Excerpted text →
────────
Re: [RFC PATCH 00/21] iommu/amd: Introduce support for HW accelerated vIOMMU w/ nested page table

From: Suthikulpanit, Suravee
Date: Fri Jun 23 2023 - 22:09:04 EST




On 6/23/2023 3:56 PM, Jason Gunthorpe wrote:
On Fri, Jun 23, 2023 at 03:05:06PM -0700, Suthikulpanit, Suravee wrote:

For example, an AMD IOMMU hardware is normally listed as a PCI device (e.g.
PCI ID 00:00.2). To setup IOMMU PAS for this IOMMU instance, the IOMMU
driver allocate an IOMMU v1 page table for this device, which contains PAS
mapping.

So it is just system dram?

Yes, this is no different than the IOMMU page table for a particular device, contain mapping from IOMMU Private Address (IPA) to SPA. The IPA is defined in the IOMMU spec. Please see Figure 79 and 80 of this documentation for IPA mapping used by the hardware.

https://www.amd.com/system/files/TechDocs/48882_3.07_PUB.pdf

The IOMMU hardware use the PAS for storing Guest IOMMU information such as
Guest MMIOs, DevID Mapping Table, DomID Mapping Table, and Guest
Command/Event/PPR logs.

Why does it have to be in kernel memory?

Why not store the whole thing in user mapped memory and have the VMM
manipulate it directly?

The Guest MMIO, CmdBuf Dirty Status, are allocated per IOMMU instance. So, these data structure cannot be allocated by VMM. In this case, the IOMMUFD_CMD_MMIO_ACCESS might still be needed.
────────
What you will do →
a - Please condense the paragraph of the IOMMU thread beginning "Yes, this is no different" into a short bulleted list that keeps its main facts.
b - According to the IOMMU thread, what kind of information does the IOMMU hardware store in the PAS?
c - Extract the passage of the IOMMU thread that falls between "PCI ID 00:00.2)." and "just system dram?", inclusive.
The entries after this point are separate from the IOMMU thread.

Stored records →
────────
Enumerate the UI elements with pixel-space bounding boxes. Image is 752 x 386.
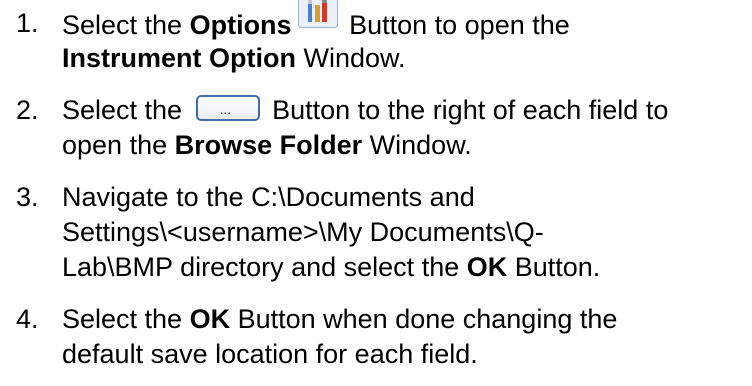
ui-term-instrument-option: Instrument Option — [62, 43, 296, 73]
options-icon — [297, 0, 338, 28]
step-line: default save location for each field. — [62, 339, 478, 369]
step-line: Lab\BMP directory and select the OK Butt… — [62, 252, 601, 282]
step-line: Settings\<username>\My Documents\Q- — [62, 217, 544, 247]
step-number: 2. — [16, 95, 39, 125]
step-number: 4. — [16, 304, 39, 334]
step-text: Select the Options Button to open the In… — [62, 0, 752, 76]
step-text: Select the OK Button when done changing … — [62, 302, 752, 372]
step-line: open the Browse Folder Window. — [62, 130, 472, 160]
step-line: Select the OK Button when done changing … — [62, 304, 618, 334]
step-number: 3. — [16, 182, 39, 212]
ui-term-options: Options — [189, 10, 292, 40]
ui-term-ok: OK — [189, 304, 231, 334]
step-text: Select the ... Button to the right of ea… — [62, 93, 752, 163]
step-line: Select the Options Button to open the — [62, 0, 752, 41]
step-line: Navigate to the C:\Documents and — [62, 182, 475, 212]
ui-term-browse-folder: Browse Folder — [174, 130, 363, 160]
ui-term-ok: OK — [466, 252, 508, 282]
ellipsis-button-icon: ... — [195, 95, 260, 121]
step-number: 1. — [16, 8, 39, 38]
step-text: Navigate to the C:\Documents and Setting… — [62, 180, 752, 285]
step-line: Instrument Option Window. — [62, 43, 406, 73]
step-line: Select the ... Button to the right of ea… — [62, 95, 669, 125]
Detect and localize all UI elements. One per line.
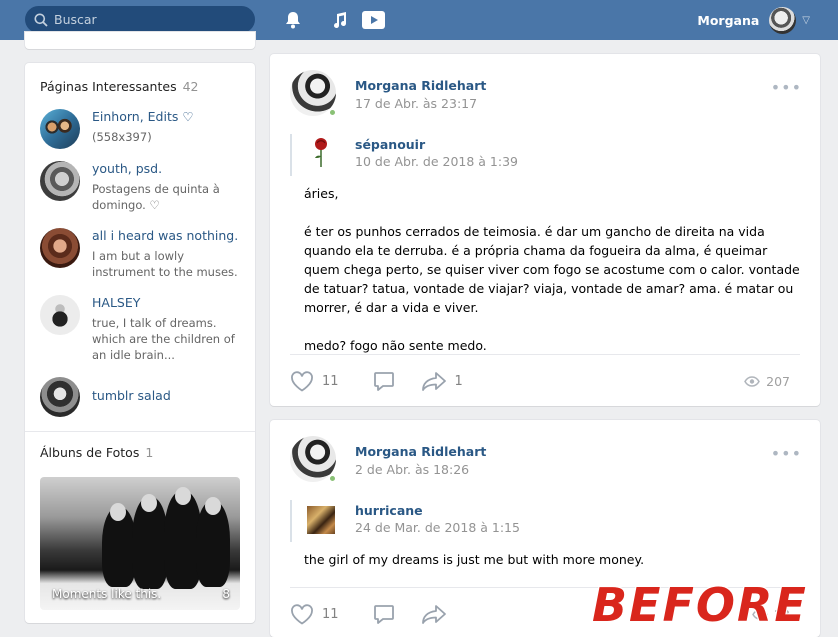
search-input[interactable] [54,12,234,27]
post-paragraph: medo? fogo não sente medo. [304,338,487,353]
album-face [141,494,157,512]
share-count: 1 [454,373,463,389]
user-menu[interactable]: Morgana ▽ [697,6,810,34]
like-count: 11 [322,606,339,622]
sidebar-card: Páginas Interessantes 42 Einhorn, Edits ♡… [25,63,255,623]
page-description: Postagens de quinta à domingo. ♡ [92,182,220,212]
avatar[interactable] [40,109,80,149]
search-icon [34,13,48,27]
list-item[interactable]: all i heard was nothing. I am but a lowl… [40,228,245,280]
views-count: 207 [766,373,790,389]
page-name[interactable]: Einhorn, Edits ♡ [92,109,194,125]
post: Morgana Ridlehart 17 de Abr. às 23:17 ••… [270,54,820,406]
avatar[interactable] [40,377,80,417]
album-caption: Moments like this. [52,587,162,601]
before-overlay-label: BEFORE [592,578,808,632]
post-paragraph: áries, [304,186,339,201]
comment-icon [373,371,394,391]
avatar[interactable] [40,161,80,201]
heart-icon [291,603,313,625]
post-paragraph: é ter os punhos cerrados de teimosia. é … [304,224,800,315]
post-date[interactable]: 17 de Abr. às 23:17 [355,96,477,111]
like-button[interactable]: 11 [290,603,339,625]
list-item[interactable]: Einhorn, Edits ♡ (558x397) [40,109,245,149]
albums-count: 1 [145,445,154,460]
divider [290,354,800,355]
albums-section-title[interactable]: Álbuns de Fotos 1 [40,445,153,460]
post-date[interactable]: 2 de Abr. às 18:26 [355,462,469,477]
list-item[interactable]: HALSEY true, I talk of dreams. which are… [40,295,245,363]
pages-title-label: Páginas Interessantes [40,79,177,94]
repost-bar [290,134,292,176]
online-indicator [328,474,337,483]
comment-button[interactable] [373,604,395,625]
page-name[interactable]: youth, psd. [92,161,245,177]
like-count: 11 [322,373,339,389]
page-name[interactable]: HALSEY [92,295,245,311]
album-thumbnail[interactable]: Moments like this. 8 [40,477,240,610]
album-face [205,497,221,515]
video-icon[interactable] [361,10,385,30]
repost-bar [290,500,292,542]
eye-icon [744,375,761,387]
like-button[interactable]: 11 [290,370,339,392]
post-author[interactable]: Morgana Ridlehart [355,444,486,459]
post-actions: 11 1 207 [290,369,810,393]
repost-date[interactable]: 10 de Abr. de 2018 à 1:39 [355,154,518,169]
post-paragraph: the girl of my dreams is just me but wit… [304,552,645,567]
online-indicator [328,108,337,117]
music-icon[interactable] [328,10,350,30]
more-icon[interactable]: ••• [771,78,802,97]
repost-avatar[interactable] [305,504,337,536]
share-icon [421,604,446,624]
divider [25,431,255,432]
album-face [110,503,126,521]
repost-author[interactable]: hurricane [355,503,423,518]
post-text: áries, é ter os punhos cerrados de teimo… [304,184,804,374]
chevron-down-icon: ▽ [802,14,810,26]
avatar[interactable] [40,295,80,335]
rose-avatar[interactable] [305,136,337,168]
album-face [175,487,191,505]
avatar[interactable] [40,228,80,268]
avatar [769,6,797,34]
list-item[interactable]: youth, psd. Postagens de quinta à doming… [40,161,245,213]
repost-date[interactable]: 24 de Mar. de 2018 à 1:15 [355,520,520,535]
page-description: (558x397) [92,130,152,144]
page-name[interactable]: all i heard was nothing. [92,228,245,244]
albums-title-label: Álbuns de Fotos [40,445,140,460]
heart-icon [291,370,313,392]
post-author[interactable]: Morgana Ridlehart [355,78,486,93]
user-name: Morgana [697,12,760,28]
page-description: true, I talk of dreams. which are the ch… [92,316,235,362]
repost-author[interactable]: sépanouir [355,137,425,152]
sidebar-top-card [25,32,255,49]
comment-button[interactable] [373,371,395,392]
bell-icon[interactable] [282,10,304,30]
share-button[interactable] [421,604,447,625]
search-box[interactable] [25,6,255,33]
page-description: I am but a lowly instrument to the muses… [92,249,238,279]
views-counter: 207 [744,374,790,389]
comment-icon [373,604,394,624]
pages-section-title[interactable]: Páginas Interessantes 42 [40,79,199,94]
share-icon [421,371,446,391]
page-name[interactable]: tumblr salad [92,388,171,404]
list-item[interactable]: tumblr salad [40,377,245,417]
share-button[interactable]: 1 [421,371,463,392]
more-icon[interactable]: ••• [771,444,802,463]
pages-count: 42 [182,79,199,94]
album-photo-count: 8 [222,587,230,601]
────────
Answers to the problems →
a -
- It is the same as the IOMMU page table for a particular device.
- It maps IOMMU Private Address (IPA) to SPA.
- IPA is defined in the IOMMU spec.
- Figures 79 and 80 of the linked documentation show the IPA mapping the hardware uses.

b - Guest IOMMU information such as Guest MMIOs, the DevID Mapping Table, the DomID Mapping Table, and Guest Command/Event/PPR logs.

c -
PCI ID 00:00.2). To setup IOMMU PAS for this IOMMU instance, the IOMMU
driver allocate an IOMMU v1 page table for this device, which contains PAS
mapping.

So it is just system dram?